- **Stated task**
Copy all the data exactly, except the pictures.
--- Begin ---
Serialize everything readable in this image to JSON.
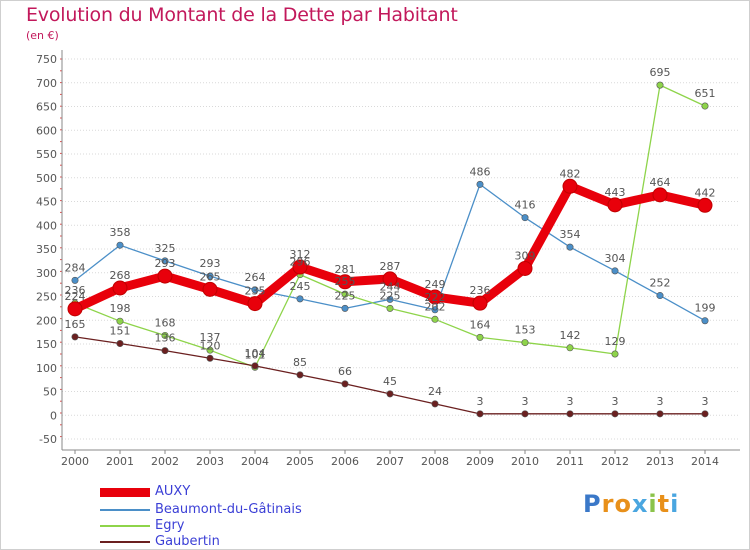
{
  "title": "Evolution du Montant de la Dette par Habitant",
  "subtitle": "(en €)",
  "logo_text": "Proxiti",
  "colors": {
    "title": "#c2185b",
    "axis_text": "#555555",
    "grid": "#d9d9d9",
    "legend_text": "#3b3fd6"
  },
  "chart_data": {
    "type": "line",
    "title": "Evolution du Montant de la Dette par Habitant",
    "subtitle": "(en €)",
    "x": [
      "2000",
      "2001",
      "2002",
      "2003",
      "2004",
      "2005",
      "2006",
      "2007",
      "2008",
      "2009",
      "2010",
      "2011",
      "2012",
      "2013",
      "2014"
    ],
    "yticks": [
      750,
      700,
      650,
      600,
      550,
      500,
      450,
      400,
      350,
      300,
      250,
      200,
      150,
      100,
      50,
      0,
      -50
    ],
    "ylim": [
      -50,
      750
    ],
    "grid": "horizontal",
    "legend_position": "bottom-left",
    "series": [
      {
        "name": "AUXY",
        "color": "#e8000b",
        "emphasis": true,
        "values": [
          224,
          268,
          293,
          265,
          235,
          312,
          281,
          287,
          249,
          236,
          309,
          482,
          443,
          464,
          442
        ]
      },
      {
        "name": "Beaumont-du-Gâtinais",
        "color": "#4b8fc8",
        "values": [
          284,
          358,
          325,
          293,
          264,
          245,
          225,
          244,
          222,
          486,
          416,
          354,
          304,
          252,
          199
        ]
      },
      {
        "name": "Egry",
        "color": "#8ed44a",
        "values": [
          236,
          198,
          168,
          137,
          101,
          296,
          255,
          225,
          202,
          164,
          153,
          142,
          129,
          695,
          651
        ]
      },
      {
        "name": "Gaubertin",
        "color": "#6b2020",
        "values": [
          165,
          151,
          136,
          120,
          104,
          85,
          66,
          45,
          24,
          3,
          3,
          3,
          3,
          3,
          3
        ]
      }
    ]
  }
}
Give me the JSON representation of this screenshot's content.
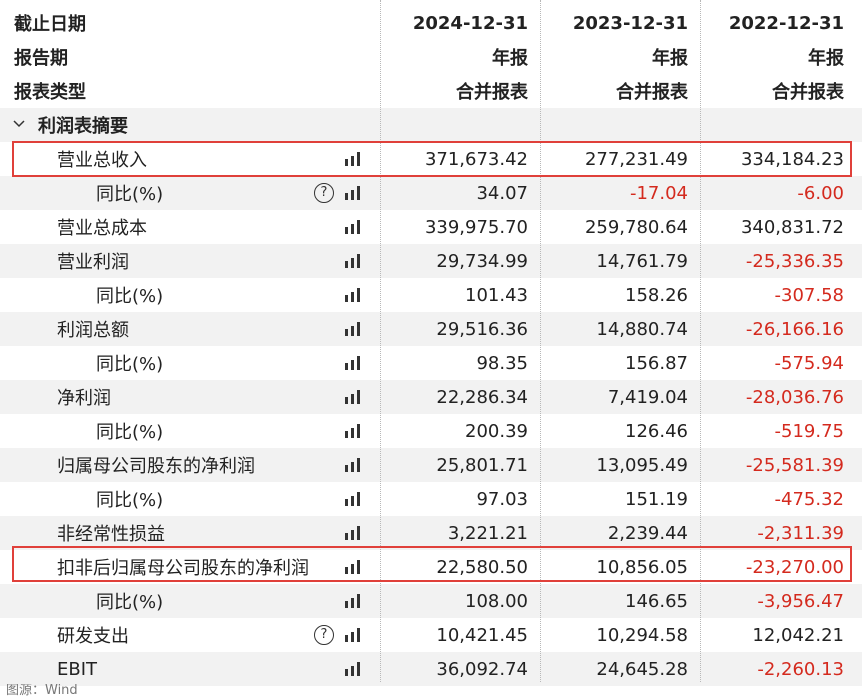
{
  "header": {
    "date_label": "截止日期",
    "period_label": "报告期",
    "type_label": "报表类型",
    "columns": [
      {
        "date": "2024-12-31",
        "period": "年报",
        "type": "合并报表"
      },
      {
        "date": "2023-12-31",
        "period": "年报",
        "type": "合并报表"
      },
      {
        "date": "2022-12-31",
        "period": "年报",
        "type": "合并报表"
      }
    ]
  },
  "section": {
    "title": "利润表摘要"
  },
  "rows": [
    {
      "label": "营业总收入",
      "values": [
        "371,673.42",
        "277,231.49",
        "334,184.23"
      ]
    },
    {
      "label": "同比(%)",
      "values": [
        "34.07",
        "-17.04",
        "-6.00"
      ]
    },
    {
      "label": "营业总成本",
      "values": [
        "339,975.70",
        "259,780.64",
        "340,831.72"
      ]
    },
    {
      "label": "营业利润",
      "values": [
        "29,734.99",
        "14,761.79",
        "-25,336.35"
      ]
    },
    {
      "label": "同比(%)",
      "values": [
        "101.43",
        "158.26",
        "-307.58"
      ]
    },
    {
      "label": "利润总额",
      "values": [
        "29,516.36",
        "14,880.74",
        "-26,166.16"
      ]
    },
    {
      "label": "同比(%)",
      "values": [
        "98.35",
        "156.87",
        "-575.94"
      ]
    },
    {
      "label": "净利润",
      "values": [
        "22,286.34",
        "7,419.04",
        "-28,036.76"
      ]
    },
    {
      "label": "同比(%)",
      "values": [
        "200.39",
        "126.46",
        "-519.75"
      ]
    },
    {
      "label": "归属母公司股东的净利润",
      "values": [
        "25,801.71",
        "13,095.49",
        "-25,581.39"
      ]
    },
    {
      "label": "同比(%)",
      "values": [
        "97.03",
        "151.19",
        "-475.32"
      ]
    },
    {
      "label": "非经常性损益",
      "values": [
        "3,221.21",
        "2,239.44",
        "-2,311.39"
      ]
    },
    {
      "label": "扣非后归属母公司股东的净利润",
      "values": [
        "22,580.50",
        "10,856.05",
        "-23,270.00"
      ]
    },
    {
      "label": "同比(%)",
      "values": [
        "108.00",
        "146.65",
        "-3,956.47"
      ]
    },
    {
      "label": "研发支出",
      "values": [
        "10,421.45",
        "10,294.58",
        "12,042.21"
      ]
    },
    {
      "label": "EBIT",
      "values": [
        "36,092.74",
        "24,645.28",
        "-2,260.13"
      ]
    }
  ],
  "footer": {
    "source": "图源：Wind"
  },
  "colors": {
    "negative": "#d42a1e",
    "highlight": "#e0403a",
    "shade": "#f2f2f2"
  },
  "icons": {
    "chart": "bar-chart-icon",
    "help": "help-circle-icon",
    "toggle": "chevron-down-icon"
  }
}
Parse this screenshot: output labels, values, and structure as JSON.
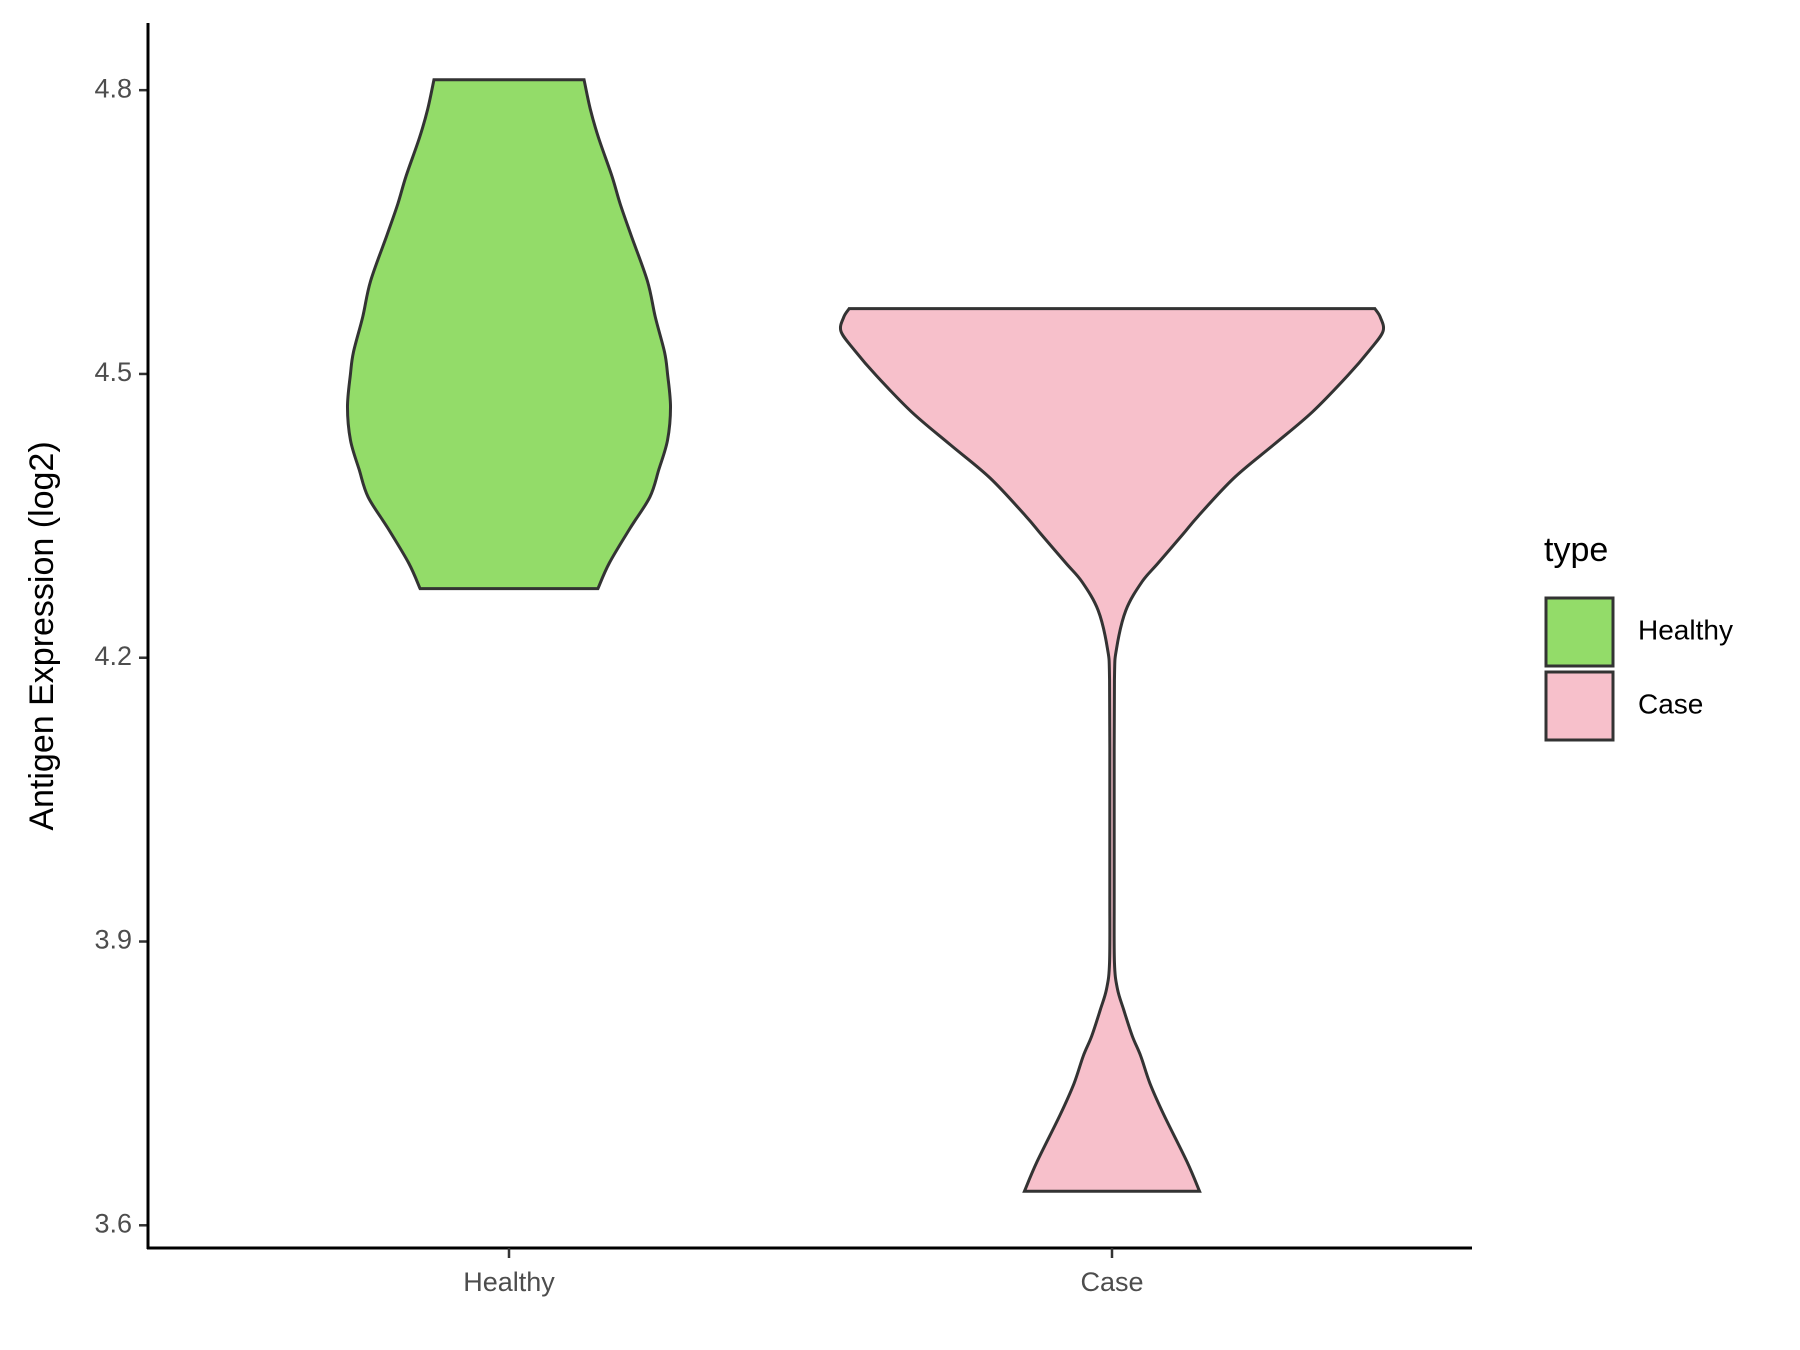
{
  "chart_data": {
    "type": "violin",
    "y_label": "Antigen Expression (log2)",
    "categories": [
      "Healthy",
      "Case"
    ],
    "legend_title": "type",
    "ylim": [
      3.576,
      4.871
    ],
    "yticks": [
      {
        "value": 3.6,
        "label": "3.6"
      },
      {
        "value": 3.9,
        "label": "3.9"
      },
      {
        "value": 4.2,
        "label": "4.2"
      },
      {
        "value": 4.5,
        "label": "4.5"
      },
      {
        "value": 4.8,
        "label": "4.8"
      }
    ],
    "series": [
      {
        "name": "Healthy",
        "color": "#93DC69",
        "y": [
          4.273,
          4.3,
          4.337,
          4.37,
          4.399,
          4.43,
          4.465,
          4.5,
          4.523,
          4.56,
          4.598,
          4.647,
          4.68,
          4.709,
          4.75,
          4.78,
          4.811
        ],
        "density": [
          0.328,
          0.37,
          0.447,
          0.52,
          0.553,
          0.585,
          0.596,
          0.585,
          0.574,
          0.54,
          0.511,
          0.45,
          0.41,
          0.38,
          0.33,
          0.3,
          0.277
        ]
      },
      {
        "name": "Case",
        "color": "#F7C0CB",
        "y": [
          3.636,
          3.667,
          3.717,
          3.75,
          3.779,
          3.8,
          3.828,
          3.85,
          3.878,
          3.95,
          4.05,
          4.176,
          4.21,
          4.25,
          4.28,
          4.3,
          4.33,
          4.35,
          4.39,
          4.425,
          4.46,
          4.499,
          4.525,
          4.545,
          4.56,
          4.569
        ],
        "density": [
          0.323,
          0.277,
          0.191,
          0.14,
          0.106,
          0.075,
          0.043,
          0.02,
          0.009,
          0.008,
          0.008,
          0.009,
          0.017,
          0.051,
          0.11,
          0.17,
          0.26,
          0.319,
          0.45,
          0.596,
          0.74,
          0.872,
          0.95,
          1.0,
          0.99,
          0.97
        ]
      }
    ]
  }
}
--- End ---
- **Finished exercise**
Serialize everything readable in this image to JSON.
{
  "title": "Evolution du Montant de la Dette par Habitant",
  "subtitle": "(en €)",
  "logo_text": "Proxiti",
  "colors": {
    "title": "#c2185b",
    "axis_text": "#555555",
    "grid": "#d9d9d9",
    "legend_text": "#3b3fd6"
  },
  "chart_data": {
    "type": "line",
    "title": "Evolution du Montant de la Dette par Habitant",
    "subtitle": "(en €)",
    "x": [
      "2000",
      "2001",
      "2002",
      "2003",
      "2004",
      "2005",
      "2006",
      "2007",
      "2008",
      "2009",
      "2010",
      "2011",
      "2012",
      "2013",
      "2014"
    ],
    "yticks": [
      750,
      700,
      650,
      600,
      550,
      500,
      450,
      400,
      350,
      300,
      250,
      200,
      150,
      100,
      50,
      0,
      -50
    ],
    "ylim": [
      -50,
      750
    ],
    "grid": "horizontal",
    "legend_position": "bottom-left",
    "series": [
      {
        "name": "AUXY",
        "color": "#e8000b",
        "emphasis": true,
        "values": [
          224,
          268,
          293,
          265,
          235,
          312,
          281,
          287,
          249,
          236,
          309,
          482,
          443,
          464,
          442
        ]
      },
      {
        "name": "Beaumont-du-Gâtinais",
        "color": "#4b8fc8",
        "values": [
          284,
          358,
          325,
          293,
          264,
          245,
          225,
          244,
          222,
          486,
          416,
          354,
          304,
          252,
          199
        ]
      },
      {
        "name": "Egry",
        "color": "#8ed44a",
        "values": [
          236,
          198,
          168,
          137,
          101,
          296,
          255,
          225,
          202,
          164,
          153,
          142,
          129,
          695,
          651
        ]
      },
      {
        "name": "Gaubertin",
        "color": "#6b2020",
        "values": [
          165,
          151,
          136,
          120,
          104,
          85,
          66,
          45,
          24,
          3,
          3,
          3,
          3,
          3,
          3
        ]
      }
    ]
  }
}
Give me the JSON representation of this screenshot's content.
{
  "header": {
    "date_label": "截止日期",
    "period_label": "报告期",
    "type_label": "报表类型",
    "columns": [
      {
        "date": "2024-12-31",
        "period": "年报",
        "type": "合并报表"
      },
      {
        "date": "2023-12-31",
        "period": "年报",
        "type": "合并报表"
      },
      {
        "date": "2022-12-31",
        "period": "年报",
        "type": "合并报表"
      }
    ]
  },
  "section": {
    "title": "利润表摘要"
  },
  "rows": [
    {
      "label": "营业总收入",
      "values": [
        "371,673.42",
        "277,231.49",
        "334,184.23"
      ]
    },
    {
      "label": "同比(%)",
      "values": [
        "34.07",
        "-17.04",
        "-6.00"
      ]
    },
    {
      "label": "营业总成本",
      "values": [
        "339,975.70",
        "259,780.64",
        "340,831.72"
      ]
    },
    {
      "label": "营业利润",
      "values": [
        "29,734.99",
        "14,761.79",
        "-25,336.35"
      ]
    },
    {
      "label": "同比(%)",
      "values": [
        "101.43",
        "158.26",
        "-307.58"
      ]
    },
    {
      "label": "利润总额",
      "values": [
        "29,516.36",
        "14,880.74",
        "-26,166.16"
      ]
    },
    {
      "label": "同比(%)",
      "values": [
        "98.35",
        "156.87",
        "-575.94"
      ]
    },
    {
      "label": "净利润",
      "values": [
        "22,286.34",
        "7,419.04",
        "-28,036.76"
      ]
    },
    {
      "label": "同比(%)",
      "values": [
        "200.39",
        "126.46",
        "-519.75"
      ]
    },
    {
      "label": "归属母公司股东的净利润",
      "values": [
        "25,801.71",
        "13,095.49",
        "-25,581.39"
      ]
    },
    {
      "label": "同比(%)",
      "values": [
        "97.03",
        "151.19",
        "-475.32"
      ]
    },
    {
      "label": "非经常性损益",
      "values": [
        "3,221.21",
        "2,239.44",
        "-2,311.39"
      ]
    },
    {
      "label": "扣非后归属母公司股东的净利润",
      "values": [
        "22,580.50",
        "10,856.05",
        "-23,270.00"
      ]
    },
    {
      "label": "同比(%)",
      "values": [
        "108.00",
        "146.65",
        "-3,956.47"
      ]
    },
    {
      "label": "研发支出",
      "values": [
        "10,421.45",
        "10,294.58",
        "12,042.21"
      ]
    },
    {
      "label": "EBIT",
      "values": [
        "36,092.74",
        "24,645.28",
        "-2,260.13"
      ]
    }
  ],
  "footer": {
    "source": "图源：Wind"
  },
  "colors": {
    "negative": "#d42a1e",
    "highlight": "#e0403a",
    "shade": "#f2f2f2"
  },
  "icons": {
    "chart": "bar-chart-icon",
    "help": "help-circle-icon",
    "toggle": "chevron-down-icon"
  }
}
Parse this screenshot: output labels, values, and structure as JSON.
{
  "chart_data": {
    "type": "violin",
    "y_label": "Antigen Expression (log2)",
    "categories": [
      "Healthy",
      "Case"
    ],
    "legend_title": "type",
    "ylim": [
      3.576,
      4.871
    ],
    "yticks": [
      {
        "value": 3.6,
        "label": "3.6"
      },
      {
        "value": 3.9,
        "label": "3.9"
      },
      {
        "value": 4.2,
        "label": "4.2"
      },
      {
        "value": 4.5,
        "label": "4.5"
      },
      {
        "value": 4.8,
        "label": "4.8"
      }
    ],
    "series": [
      {
        "name": "Healthy",
        "color": "#93DC69",
        "y": [
          4.273,
          4.3,
          4.337,
          4.37,
          4.399,
          4.43,
          4.465,
          4.5,
          4.523,
          4.56,
          4.598,
          4.647,
          4.68,
          4.709,
          4.75,
          4.78,
          4.811
        ],
        "density": [
          0.328,
          0.37,
          0.447,
          0.52,
          0.553,
          0.585,
          0.596,
          0.585,
          0.574,
          0.54,
          0.511,
          0.45,
          0.41,
          0.38,
          0.33,
          0.3,
          0.277
        ]
      },
      {
        "name": "Case",
        "color": "#F7C0CB",
        "y": [
          3.636,
          3.667,
          3.717,
          3.75,
          3.779,
          3.8,
          3.828,
          3.85,
          3.878,
          3.95,
          4.05,
          4.176,
          4.21,
          4.25,
          4.28,
          4.3,
          4.33,
          4.35,
          4.39,
          4.425,
          4.46,
          4.499,
          4.525,
          4.545,
          4.56,
          4.569
        ],
        "density": [
          0.323,
          0.277,
          0.191,
          0.14,
          0.106,
          0.075,
          0.043,
          0.02,
          0.009,
          0.008,
          0.008,
          0.009,
          0.017,
          0.051,
          0.11,
          0.17,
          0.26,
          0.319,
          0.45,
          0.596,
          0.74,
          0.872,
          0.95,
          1.0,
          0.99,
          0.97
        ]
      }
    ]
  }
}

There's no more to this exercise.